Stored items:
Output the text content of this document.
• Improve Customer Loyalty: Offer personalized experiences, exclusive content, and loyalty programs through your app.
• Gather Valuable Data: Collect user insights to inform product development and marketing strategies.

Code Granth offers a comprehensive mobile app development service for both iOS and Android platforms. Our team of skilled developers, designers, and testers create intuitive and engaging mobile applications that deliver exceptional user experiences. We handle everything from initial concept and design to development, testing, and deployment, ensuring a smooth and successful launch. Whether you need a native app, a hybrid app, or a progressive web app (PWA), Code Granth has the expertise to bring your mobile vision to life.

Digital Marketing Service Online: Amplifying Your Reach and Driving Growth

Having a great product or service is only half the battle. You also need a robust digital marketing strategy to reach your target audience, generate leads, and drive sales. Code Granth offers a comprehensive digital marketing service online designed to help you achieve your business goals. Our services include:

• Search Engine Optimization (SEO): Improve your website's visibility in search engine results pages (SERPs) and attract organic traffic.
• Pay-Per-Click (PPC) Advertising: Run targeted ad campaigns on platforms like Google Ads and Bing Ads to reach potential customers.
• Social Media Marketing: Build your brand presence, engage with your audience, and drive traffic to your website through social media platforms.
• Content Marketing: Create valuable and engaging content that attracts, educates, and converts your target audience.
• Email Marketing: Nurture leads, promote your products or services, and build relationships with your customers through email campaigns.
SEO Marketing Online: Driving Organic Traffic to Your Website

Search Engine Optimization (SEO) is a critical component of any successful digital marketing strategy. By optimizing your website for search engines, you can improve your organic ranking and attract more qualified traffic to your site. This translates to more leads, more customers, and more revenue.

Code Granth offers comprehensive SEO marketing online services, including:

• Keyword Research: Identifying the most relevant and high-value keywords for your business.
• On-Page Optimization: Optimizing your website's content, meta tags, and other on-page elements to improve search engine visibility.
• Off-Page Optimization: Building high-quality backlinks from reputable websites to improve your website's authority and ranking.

TASK STATEMENT: Report the number of lines of the listing above that hold the string "campaigns", with no other text.

CORRECT RESULT: 2